▶ [Stored items]:
╭──
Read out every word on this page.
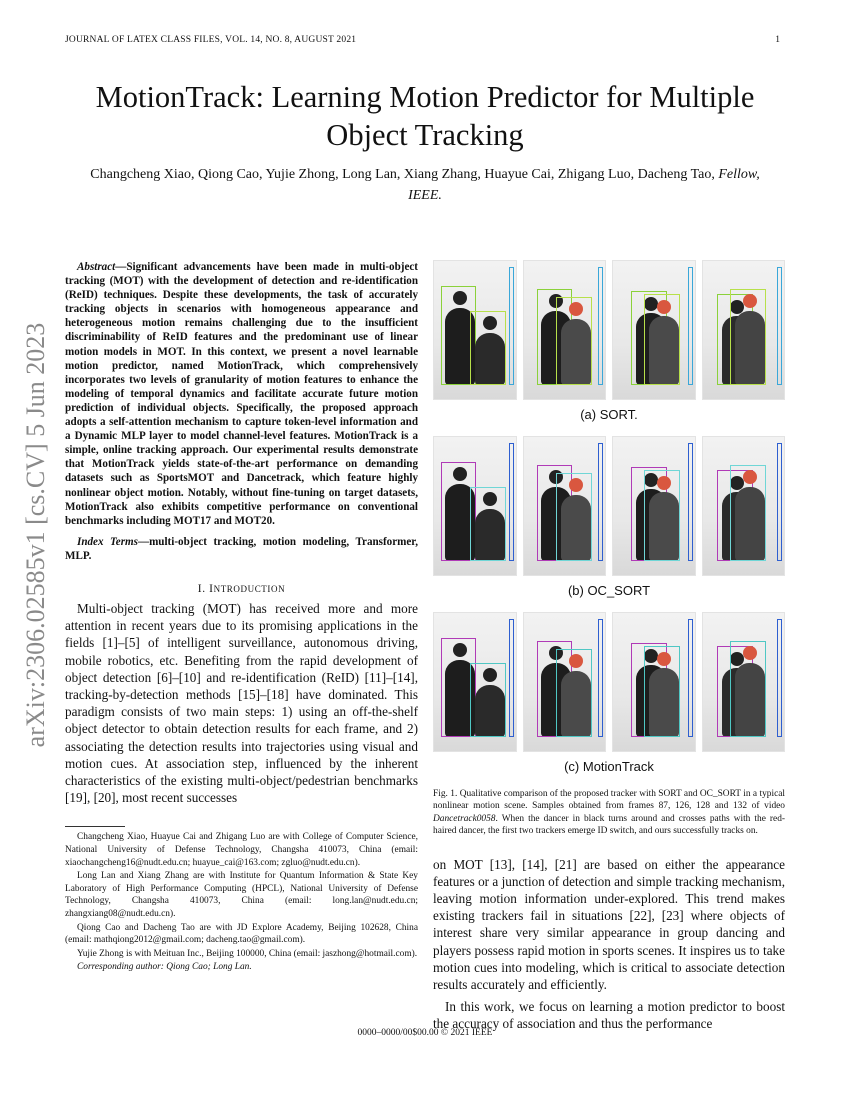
JOURNAL OF LATEX CLASS FILES, VOL. 14, NO. 8, AUGUST 2021	1
arXiv:2306.02585v1 [cs.CV] 5 Jun 2023
MotionTrack: Learning Motion Predictor for Multiple Object Tracking
Changcheng Xiao, Qiong Cao, Yujie Zhong, Long Lan, Xiang Zhang, Huayue Cai, Zhigang Luo, Dacheng Tao, Fellow, IEEE.

Abstract—Significant advancements have been made in multi-object tracking (MOT) with the development of detection and re-identification (ReID) techniques. Despite these developments, the task of accurately tracking objects in scenarios with homogeneous appearance and heterogeneous motion remains challenging due to the insufficient discriminability of ReID features and the predominant use of linear motion models in MOT. In this context, we present a novel learnable motion predictor, named MotionTrack, which comprehensively incorporates two levels of granularity of motion features to enhance the modeling of temporal dynamics and facilitate accurate future motion prediction of individual objects. Specifically, the proposed approach adopts a self-attention mechanism to capture token-level information and a Dynamic MLP layer to model channel-level features. MotionTrack is a simple, online tracking approach. Our experimental results demonstrate that MotionTrack yields state-of-the-art performance on demanding datasets such as SportsMOT and Dancetrack, which feature highly nonlinear object motion. Notably, without fine-tuning on target datasets, MotionTrack also exhibits competitive performance on conventional benchmarks including MOT17 and MOT20.

Index Terms—multi-object tracking, motion modeling, Transformer, MLP.

I. INTRODUCTION

Multi-object tracking (MOT) has received more and more attention in recent years due to its promising applications in the fields [1]–[5] of intelligent surveillance, autonomous driving, mobile robotics, etc. Benefiting from the rapid development of object detection [6]–[10] and re-identification (ReID) [11]–[14], tracking-by-detection methods [15]–[18] have dominated. This paradigm consists of two main steps: 1) using an off-the-shelf object detector to obtain detection results for each frame, and 2) associating the detection results into trajectories using visual and motion cues. At association step, influenced by the inherent characteristics of the existing multi-object/pedestrian benchmarks [19], [20], most recent successes

Changcheng Xiao, Huayue Cai and Zhigang Luo are with College of Computer Science, National University of Defense Technology, Changsha 410073, China (email: xiaochangcheng16@nudt.edu.cn; huayue_cai@163.com; zgluo@nudt.edu.cn).

Long Lan and Xiang Zhang are with Institute for Quantum Information & State Key Laboratory of High Performance Computing (HPCL), National University of Defense Technology, Changsha 410073, China (email: long.lan@nudt.edu.cn; zhangxiang08@nudt.edu.cn).

Qiong Cao and Dacheng Tao are with JD Explore Academy, Beijing 102628, China (email: mathqiong2012@gmail.com; dacheng.tao@gmail.com).

Yujie Zhong is with Meituan Inc., Beijing 100000, China (email: jaszhong@hotmail.com).

Corresponding author: Qiong Cao; Long Lan.

(a) SORT.
(b) OC_SORT
(c) MotionTrack

Fig. 1. Qualitative comparison of the proposed tracker with SORT and OC_SORT in a typical nonlinear motion scene. Samples obtained from frames 87, 126, 128 and 132 of video Dancetrack0058. When the dancer in black turns around and crosses paths with the red-haired dancer, the first two trackers emerge ID switch, and ours successfully tracks on.

on MOT [13], [14], [21] are based on either the appearance features or a junction of detection and simple tracking mechanism, leaving motion information under-explored. This trend makes existing trackers fail in situations [22], [23] where objects of interest share very similar appearance in group dancing and players possess rapid motion in sports scenes. It inspires us to take motion cues into modeling, which is critical to associate detection results accurately and efficiently.

In this work, we focus on learning a motion predictor to boost the accuracy of association and thus the performance

0000–0000/00$00.00 © 2021 IEEE
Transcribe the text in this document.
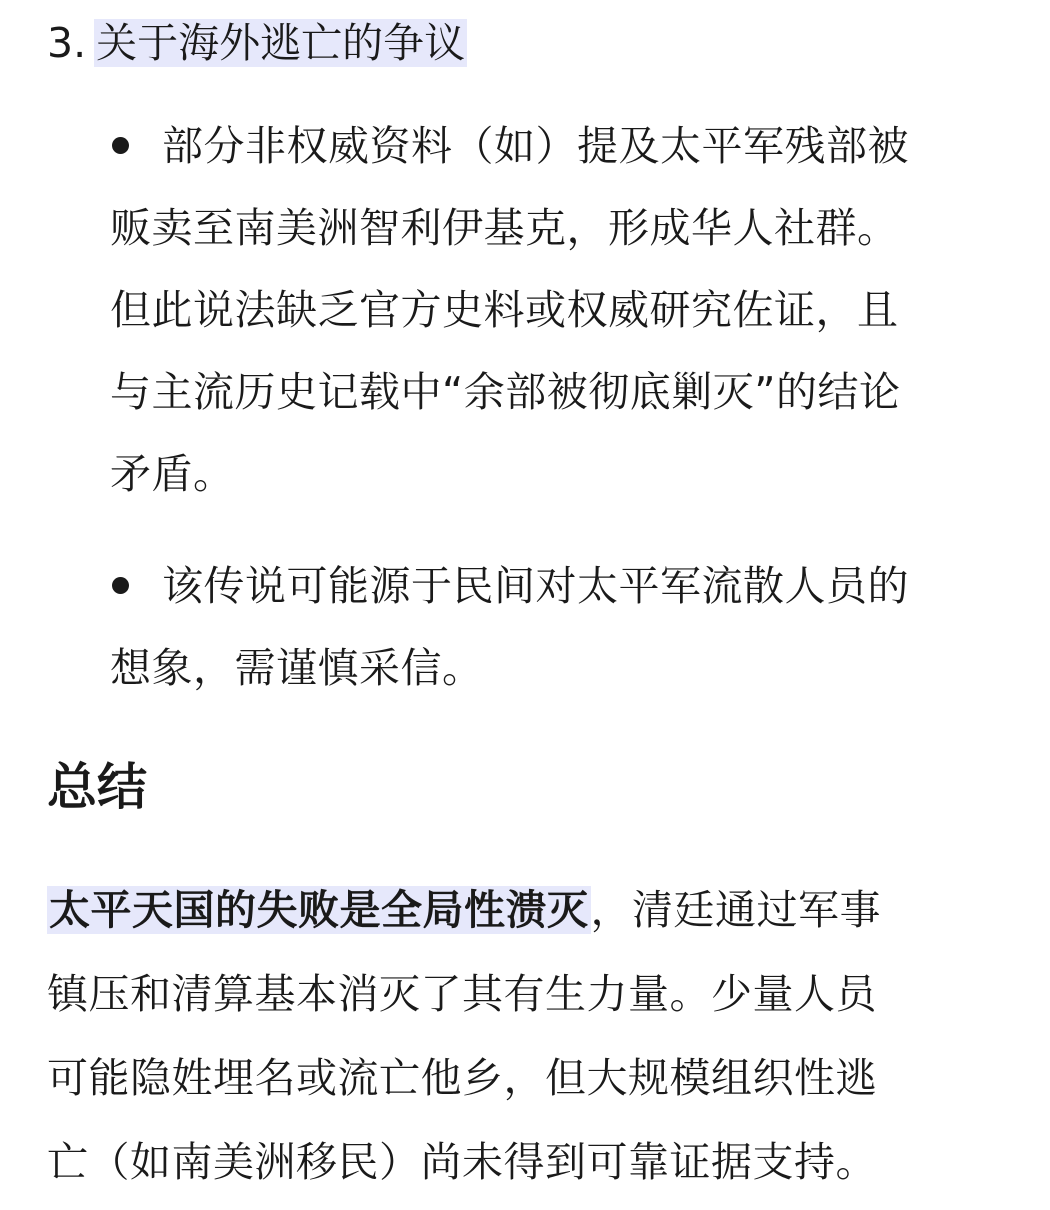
3. 关于海外逃亡的争议
部分非权威资料（如）提及太平军残部被
贩卖至南美洲智利伊基克，形成华人社群。
但此说法缺乏官方史料或权威研究佐证，且
与主流历史记载中“余部被彻底剿灭”的结论
矛盾。
该传说可能源于民间对太平军流散人员的
想象，需谨慎采信。
总结
太平天国的失败是全局性溃灭，清廷通过军事
镇压和清算基本消灭了其有生力量。少量人员
可能隐姓埋名或流亡他乡，但大规模组织性逃
亡（如南美洲移民）尚未得到可靠证据支持。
╰──
▶ [Directions for this task]:
Copy all the entries word for word. Omit any pictures.

▶ [Result for this exercise]:
Read out every word on this page.
JOURNAL OF LATEX CLASS FILES, VOL. 14, NO. 8, AUGUST 2021	1
arXiv:2306.02585v1 [cs.CV] 5 Jun 2023
MotionTrack: Learning Motion Predictor for Multiple Object Tracking
Changcheng Xiao, Qiong Cao, Yujie Zhong, Long Lan, Xiang Zhang, Huayue Cai, Zhigang Luo, Dacheng Tao, Fellow, IEEE.

Abstract—Significant advancements have been made in multi-object tracking (MOT) with the development of detection and re-identification (ReID) techniques. Despite these developments, the task of accurately tracking objects in scenarios with homogeneous appearance and heterogeneous motion remains challenging due to the insufficient discriminability of ReID features and the predominant use of linear motion models in MOT. In this context, we present a novel learnable motion predictor, named MotionTrack, which comprehensively incorporates two levels of granularity of motion features to enhance the modeling of temporal dynamics and facilitate accurate future motion prediction of individual objects. Specifically, the proposed approach adopts a self-attention mechanism to capture token-level information and a Dynamic MLP layer to model channel-level features. MotionTrack is a simple, online tracking approach. Our experimental results demonstrate that MotionTrack yields state-of-the-art performance on demanding datasets such as SportsMOT and Dancetrack, which feature highly nonlinear object motion. Notably, without fine-tuning on target datasets, MotionTrack also exhibits competitive performance on conventional benchmarks including MOT17 and MOT20.

Index Terms—multi-object tracking, motion modeling, Transformer, MLP.

I. INTRODUCTION

Multi-object tracking (MOT) has received more and more attention in recent years due to its promising applications in the fields [1]–[5] of intelligent surveillance, autonomous driving, mobile robotics, etc. Benefiting from the rapid development of object detection [6]–[10] and re-identification (ReID) [11]–[14], tracking-by-detection methods [15]–[18] have dominated. This paradigm consists of two main steps: 1) using an off-the-shelf object detector to obtain detection results for each frame, and 2) associating the detection results into trajectories using visual and motion cues. At association step, influenced by the inherent characteristics of the existing multi-object/pedestrian benchmarks [19], [20], most recent successes

Changcheng Xiao, Huayue Cai and Zhigang Luo are with College of Computer Science, National University of Defense Technology, Changsha 410073, China (email: xiaochangcheng16@nudt.edu.cn; huayue_cai@163.com; zgluo@nudt.edu.cn).

Long Lan and Xiang Zhang are with Institute for Quantum Information & State Key Laboratory of High Performance Computing (HPCL), National University of Defense Technology, Changsha 410073, China (email: long.lan@nudt.edu.cn; zhangxiang08@nudt.edu.cn).

Qiong Cao and Dacheng Tao are with JD Explore Academy, Beijing 102628, China (email: mathqiong2012@gmail.com; dacheng.tao@gmail.com).

Yujie Zhong is with Meituan Inc., Beijing 100000, China (email: jaszhong@hotmail.com).

Corresponding author: Qiong Cao; Long Lan.

(a) SORT.
(b) OC_SORT
(c) MotionTrack

Fig. 1. Qualitative comparison of the proposed tracker with SORT and OC_SORT in a typical nonlinear motion scene. Samples obtained from frames 87, 126, 128 and 132 of video Dancetrack0058. When the dancer in black turns around and crosses paths with the red-haired dancer, the first two trackers emerge ID switch, and ours successfully tracks on.

on MOT [13], [14], [21] are based on either the appearance features or a junction of detection and simple tracking mechanism, leaving motion information under-explored. This trend makes existing trackers fail in situations [22], [23] where objects of interest share very similar appearance in group dancing and players possess rapid motion in sports scenes. It inspires us to take motion cues into modeling, which is critical to associate detection results accurately and efficiently.

In this work, we focus on learning a motion predictor to boost the accuracy of association and thus the performance

0000–0000/00$00.00 © 2021 IEEE
Transcribe the text in this document.
3. 关于海外逃亡的争议
部分非权威资料（如）提及太平军残部被
贩卖至南美洲智利伊基克，形成华人社群。
但此说法缺乏官方史料或权威研究佐证，且
与主流历史记载中“余部被彻底剿灭”的结论
矛盾。
该传说可能源于民间对太平军流散人员的
想象，需谨慎采信。
总结
太平天国的失败是全局性溃灭，清廷通过军事
镇压和清算基本消灭了其有生力量。少量人员
可能隐姓埋名或流亡他乡，但大规模组织性逃
亡（如南美洲移民）尚未得到可靠证据支持。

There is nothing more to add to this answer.